*WHAT TO DO:*
Wherever the string "this" appears, copy the whole line.

Items from a figure collection:
## BEGIN

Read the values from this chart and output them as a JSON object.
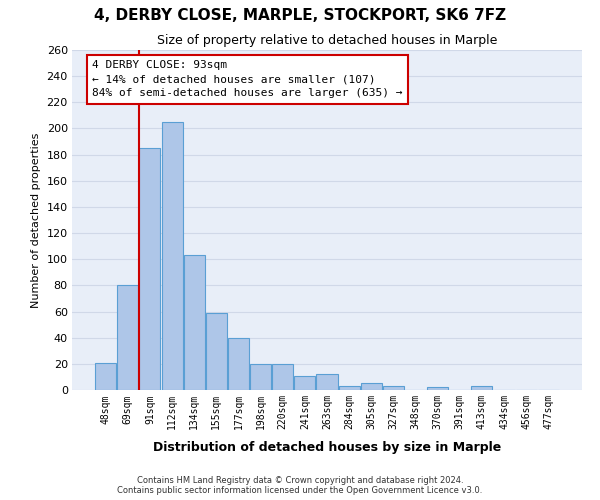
{
  "title": "4, DERBY CLOSE, MARPLE, STOCKPORT, SK6 7FZ",
  "subtitle": "Size of property relative to detached houses in Marple",
  "xlabel": "Distribution of detached houses by size in Marple",
  "ylabel": "Number of detached properties",
  "bar_labels": [
    "48sqm",
    "69sqm",
    "91sqm",
    "112sqm",
    "134sqm",
    "155sqm",
    "177sqm",
    "198sqm",
    "220sqm",
    "241sqm",
    "263sqm",
    "284sqm",
    "305sqm",
    "327sqm",
    "348sqm",
    "370sqm",
    "391sqm",
    "413sqm",
    "434sqm",
    "456sqm",
    "477sqm"
  ],
  "bar_values": [
    21,
    80,
    185,
    205,
    103,
    59,
    40,
    20,
    20,
    11,
    12,
    3,
    5,
    3,
    0,
    2,
    0,
    3,
    0,
    0,
    0
  ],
  "bar_color": "#aec6e8",
  "bar_edge_color": "#5a9fd4",
  "grid_color": "#d0d8e8",
  "background_color": "#e8eef8",
  "ylim_max": 260,
  "yticks": [
    0,
    20,
    40,
    60,
    80,
    100,
    120,
    140,
    160,
    180,
    200,
    220,
    240,
    260
  ],
  "annotation_label": "4 DERBY CLOSE: 93sqm",
  "annotation_line1": "← 14% of detached houses are smaller (107)",
  "annotation_line2": "84% of semi-detached houses are larger (635) →",
  "red_line_x": 1.5,
  "footer_line1": "Contains HM Land Registry data © Crown copyright and database right 2024.",
  "footer_line2": "Contains public sector information licensed under the Open Government Licence v3.0."
}
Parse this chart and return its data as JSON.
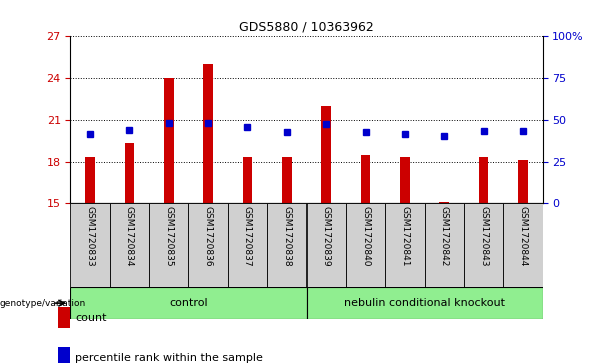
{
  "title": "GDS5880 / 10363962",
  "samples": [
    "GSM1720833",
    "GSM1720834",
    "GSM1720835",
    "GSM1720836",
    "GSM1720837",
    "GSM1720838",
    "GSM1720839",
    "GSM1720840",
    "GSM1720841",
    "GSM1720842",
    "GSM1720843",
    "GSM1720844"
  ],
  "count_values": [
    18.3,
    19.3,
    24.0,
    25.0,
    18.3,
    18.3,
    22.0,
    18.5,
    18.3,
    15.1,
    18.3,
    18.1
  ],
  "percentile_values": [
    20.0,
    20.3,
    20.8,
    20.8,
    20.5,
    20.1,
    20.7,
    20.1,
    20.0,
    19.8,
    20.2,
    20.2
  ],
  "ylim_left": [
    15,
    27
  ],
  "ylim_right": [
    0,
    100
  ],
  "yticks_left": [
    15,
    18,
    21,
    24,
    27
  ],
  "yticks_right": [
    0,
    25,
    50,
    75,
    100
  ],
  "ytick_labels_right": [
    "0",
    "25",
    "50",
    "75",
    "100%"
  ],
  "bar_color": "#cc0000",
  "dot_color": "#0000cc",
  "bar_width": 0.25,
  "groups": [
    {
      "label": "control",
      "indices": [
        0,
        1,
        2,
        3,
        4,
        5
      ],
      "color": "#90ee90"
    },
    {
      "label": "nebulin conditional knockout",
      "indices": [
        6,
        7,
        8,
        9,
        10,
        11
      ],
      "color": "#90ee90"
    }
  ],
  "group_label_prefix": "genotype/variation",
  "legend_items": [
    {
      "label": "count",
      "color": "#cc0000"
    },
    {
      "label": "percentile rank within the sample",
      "color": "#0000cc"
    }
  ],
  "sample_bg_color": "#d0d0d0",
  "plot_bg_color": "#ffffff",
  "grid_color": "#000000",
  "tick_color_left": "#cc0000",
  "tick_color_right": "#0000cc"
}
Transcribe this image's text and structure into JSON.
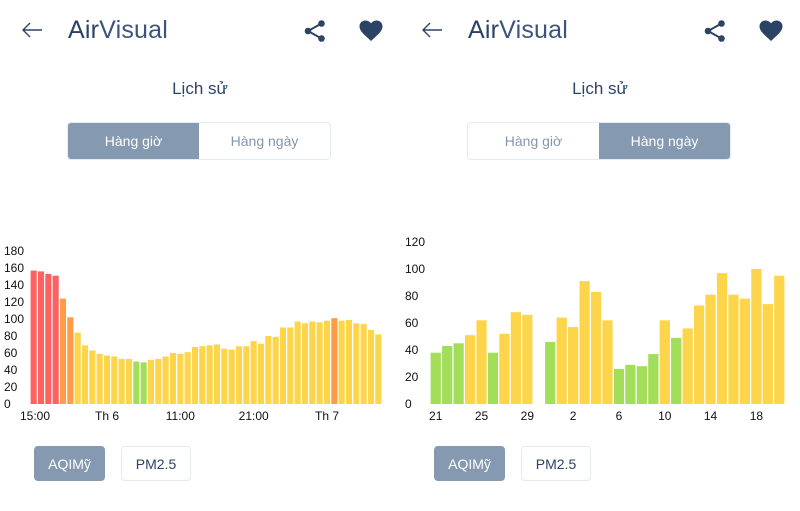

## END

*TASK OUTPUT:*
Read the values from this chart and output them as a JSON object.
Parse this chart and return its data as JSON.
Transcribe this image's text and structure into JSON.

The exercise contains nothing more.